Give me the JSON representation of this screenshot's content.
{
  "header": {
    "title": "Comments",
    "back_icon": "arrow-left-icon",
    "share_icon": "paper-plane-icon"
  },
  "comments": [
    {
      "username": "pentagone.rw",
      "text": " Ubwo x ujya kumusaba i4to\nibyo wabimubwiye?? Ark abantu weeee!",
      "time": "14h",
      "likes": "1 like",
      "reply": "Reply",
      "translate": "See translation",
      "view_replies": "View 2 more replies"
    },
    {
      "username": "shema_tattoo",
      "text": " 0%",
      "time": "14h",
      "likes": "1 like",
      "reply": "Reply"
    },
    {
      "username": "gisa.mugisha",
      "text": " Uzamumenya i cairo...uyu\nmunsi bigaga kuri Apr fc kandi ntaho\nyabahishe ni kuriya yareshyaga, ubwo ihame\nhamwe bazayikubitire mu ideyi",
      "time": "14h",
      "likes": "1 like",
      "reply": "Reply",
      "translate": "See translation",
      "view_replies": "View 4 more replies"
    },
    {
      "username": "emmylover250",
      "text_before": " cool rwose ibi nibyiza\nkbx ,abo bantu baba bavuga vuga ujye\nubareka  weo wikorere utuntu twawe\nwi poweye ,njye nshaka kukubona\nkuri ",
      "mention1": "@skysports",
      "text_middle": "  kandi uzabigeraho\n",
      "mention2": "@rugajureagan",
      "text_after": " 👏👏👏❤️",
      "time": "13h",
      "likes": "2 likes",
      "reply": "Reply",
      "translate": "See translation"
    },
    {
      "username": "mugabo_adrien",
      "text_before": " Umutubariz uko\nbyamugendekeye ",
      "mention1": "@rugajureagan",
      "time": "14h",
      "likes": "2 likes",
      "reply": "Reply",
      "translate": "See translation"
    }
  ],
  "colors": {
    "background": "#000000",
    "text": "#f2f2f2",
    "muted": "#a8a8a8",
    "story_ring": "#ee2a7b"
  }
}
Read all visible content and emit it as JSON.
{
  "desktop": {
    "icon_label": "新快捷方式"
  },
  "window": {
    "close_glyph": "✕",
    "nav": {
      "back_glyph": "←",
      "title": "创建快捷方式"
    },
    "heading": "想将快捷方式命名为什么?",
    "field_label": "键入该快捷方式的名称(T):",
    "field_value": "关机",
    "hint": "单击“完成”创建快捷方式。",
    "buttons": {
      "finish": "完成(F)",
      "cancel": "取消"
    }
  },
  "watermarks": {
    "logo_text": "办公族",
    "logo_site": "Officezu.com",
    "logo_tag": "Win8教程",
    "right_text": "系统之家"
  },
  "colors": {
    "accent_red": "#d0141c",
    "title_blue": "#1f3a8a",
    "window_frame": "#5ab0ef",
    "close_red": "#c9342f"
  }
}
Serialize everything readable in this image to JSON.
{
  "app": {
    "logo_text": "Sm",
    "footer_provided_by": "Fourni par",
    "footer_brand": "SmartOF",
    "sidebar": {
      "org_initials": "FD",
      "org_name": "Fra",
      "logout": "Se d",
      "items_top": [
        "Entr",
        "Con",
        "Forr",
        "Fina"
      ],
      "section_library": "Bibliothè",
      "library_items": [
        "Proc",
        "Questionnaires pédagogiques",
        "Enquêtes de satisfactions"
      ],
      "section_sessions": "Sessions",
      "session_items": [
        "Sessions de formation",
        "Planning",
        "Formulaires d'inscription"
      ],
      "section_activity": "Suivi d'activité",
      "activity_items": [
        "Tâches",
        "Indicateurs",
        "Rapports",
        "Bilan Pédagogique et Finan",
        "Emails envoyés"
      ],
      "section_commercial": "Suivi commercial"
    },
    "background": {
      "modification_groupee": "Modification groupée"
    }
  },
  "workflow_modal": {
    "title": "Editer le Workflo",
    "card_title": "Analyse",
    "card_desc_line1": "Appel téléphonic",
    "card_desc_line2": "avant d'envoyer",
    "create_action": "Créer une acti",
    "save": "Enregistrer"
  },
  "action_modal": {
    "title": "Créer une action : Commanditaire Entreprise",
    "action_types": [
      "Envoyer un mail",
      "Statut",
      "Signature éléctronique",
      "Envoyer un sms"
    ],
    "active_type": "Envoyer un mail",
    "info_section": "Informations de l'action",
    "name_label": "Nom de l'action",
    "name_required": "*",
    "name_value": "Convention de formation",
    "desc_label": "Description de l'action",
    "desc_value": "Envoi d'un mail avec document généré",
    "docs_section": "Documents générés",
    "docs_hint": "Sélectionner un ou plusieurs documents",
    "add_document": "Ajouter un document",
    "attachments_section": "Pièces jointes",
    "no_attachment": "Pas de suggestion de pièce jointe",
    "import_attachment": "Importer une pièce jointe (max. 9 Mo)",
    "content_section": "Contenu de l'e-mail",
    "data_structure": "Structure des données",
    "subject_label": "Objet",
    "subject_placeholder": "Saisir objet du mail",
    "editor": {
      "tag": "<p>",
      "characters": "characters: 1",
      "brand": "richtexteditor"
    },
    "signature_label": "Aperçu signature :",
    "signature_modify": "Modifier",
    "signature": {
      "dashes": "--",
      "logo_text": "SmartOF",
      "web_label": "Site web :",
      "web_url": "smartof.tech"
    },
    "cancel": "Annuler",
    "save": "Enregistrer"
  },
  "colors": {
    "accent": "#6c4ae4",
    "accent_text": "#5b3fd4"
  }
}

------------

| EXERCISE |
Retype the material in full. Each word must match.

| FULL SOLUTION |
Give me the JSON representation of this screenshot's content.
{
  "header": {
    "title": "Comments",
    "back_icon": "arrow-left-icon",
    "share_icon": "paper-plane-icon"
  },
  "comments": [
    {
      "username": "pentagone.rw",
      "text": " Ubwo x ujya kumusaba i4to\nibyo wabimubwiye?? Ark abantu weeee!",
      "time": "14h",
      "likes": "1 like",
      "reply": "Reply",
      "translate": "See translation",
      "view_replies": "View 2 more replies"
    },
    {
      "username": "shema_tattoo",
      "text": " 0%",
      "time": "14h",
      "likes": "1 like",
      "reply": "Reply"
    },
    {
      "username": "gisa.mugisha",
      "text": " Uzamumenya i cairo...uyu\nmunsi bigaga kuri Apr fc kandi ntaho\nyabahishe ni kuriya yareshyaga, ubwo ihame\nhamwe bazayikubitire mu ideyi",
      "time": "14h",
      "likes": "1 like",
      "reply": "Reply",
      "translate": "See translation",
      "view_replies": "View 4 more replies"
    },
    {
      "username": "emmylover250",
      "text_before": " cool rwose ibi nibyiza\nkbx ,abo bantu baba bavuga vuga ujye\nubareka  weo wikorere utuntu twawe\nwi poweye ,njye nshaka kukubona\nkuri ",
      "mention1": "@skysports",
      "text_middle": "  kandi uzabigeraho\n",
      "mention2": "@rugajureagan",
      "text_after": " 👏👏👏❤️",
      "time": "13h",
      "likes": "2 likes",
      "reply": "Reply",
      "translate": "See translation"
    },
    {
      "username": "mugabo_adrien",
      "text_before": " Umutubariz uko\nbyamugendekeye ",
      "mention1": "@rugajureagan",
      "time": "14h",
      "likes": "2 likes",
      "reply": "Reply",
      "translate": "See translation"
    }
  ],
  "colors": {
    "background": "#000000",
    "text": "#f2f2f2",
    "muted": "#a8a8a8",
    "story_ring": "#ee2a7b"
  }
}
Read all visible content and emit it as JSON.
{
  "desktop": {
    "icon_label": "新快捷方式"
  },
  "window": {
    "close_glyph": "✕",
    "nav": {
      "back_glyph": "←",
      "title": "创建快捷方式"
    },
    "heading": "想将快捷方式命名为什么?",
    "field_label": "键入该快捷方式的名称(T):",
    "field_value": "关机",
    "hint": "单击“完成”创建快捷方式。",
    "buttons": {
      "finish": "完成(F)",
      "cancel": "取消"
    }
  },
  "watermarks": {
    "logo_text": "办公族",
    "logo_site": "Officezu.com",
    "logo_tag": "Win8教程",
    "right_text": "系统之家"
  },
  "colors": {
    "accent_red": "#d0141c",
    "title_blue": "#1f3a8a",
    "window_frame": "#5ab0ef",
    "close_red": "#c9342f"
  }
}
Serialize everything readable in this image to JSON.
{
  "app": {
    "logo_text": "Sm",
    "footer_provided_by": "Fourni par",
    "footer_brand": "SmartOF",
    "sidebar": {
      "org_initials": "FD",
      "org_name": "Fra",
      "logout": "Se d",
      "items_top": [
        "Entr",
        "Con",
        "Forr",
        "Fina"
      ],
      "section_library": "Bibliothè",
      "library_items": [
        "Proc",
        "Questionnaires pédagogiques",
        "Enquêtes de satisfactions"
      ],
      "section_sessions": "Sessions",
      "session_items": [
        "Sessions de formation",
        "Planning",
        "Formulaires d'inscription"
      ],
      "section_activity": "Suivi d'activité",
      "activity_items": [
        "Tâches",
        "Indicateurs",
        "Rapports",
        "Bilan Pédagogique et Finan",
        "Emails envoyés"
      ],
      "section_commercial": "Suivi commercial"
    },
    "background": {
      "modification_groupee": "Modification groupée"
    }
  },
  "workflow_modal": {
    "title": "Editer le Workflo",
    "card_title": "Analyse",
    "card_desc_line1": "Appel téléphonic",
    "card_desc_line2": "avant d'envoyer",
    "create_action": "Créer une acti",
    "save": "Enregistrer"
  },
  "action_modal": {
    "title": "Créer une action : Commanditaire Entreprise",
    "action_types": [
      "Envoyer un mail",
      "Statut",
      "Signature éléctronique",
      "Envoyer un sms"
    ],
    "active_type": "Envoyer un mail",
    "info_section": "Informations de l'action",
    "name_label": "Nom de l'action",
    "name_required": "*",
    "name_value": "Convention de formation",
    "desc_label": "Description de l'action",
    "desc_value": "Envoi d'un mail avec document généré",
    "docs_section": "Documents générés",
    "docs_hint": "Sélectionner un ou plusieurs documents",
    "add_document": "Ajouter un document",
    "attachments_section": "Pièces jointes",
    "no_attachment": "Pas de suggestion de pièce jointe",
    "import_attachment": "Importer une pièce jointe (max. 9 Mo)",
    "content_section": "Contenu de l'e-mail",
    "data_structure": "Structure des données",
    "subject_label": "Objet",
    "subject_placeholder": "Saisir objet du mail",
    "editor": {
      "tag": "<p>",
      "characters": "characters: 1",
      "brand": "richtexteditor"
    },
    "signature_label": "Aperçu signature :",
    "signature_modify": "Modifier",
    "signature": {
      "dashes": "--",
      "logo_text": "SmartOF",
      "web_label": "Site web :",
      "web_url": "smartof.tech"
    },
    "cancel": "Annuler",
    "save": "Enregistrer"
  },
  "colors": {
    "accent": "#6c4ae4",
    "accent_text": "#5b3fd4"
  }
}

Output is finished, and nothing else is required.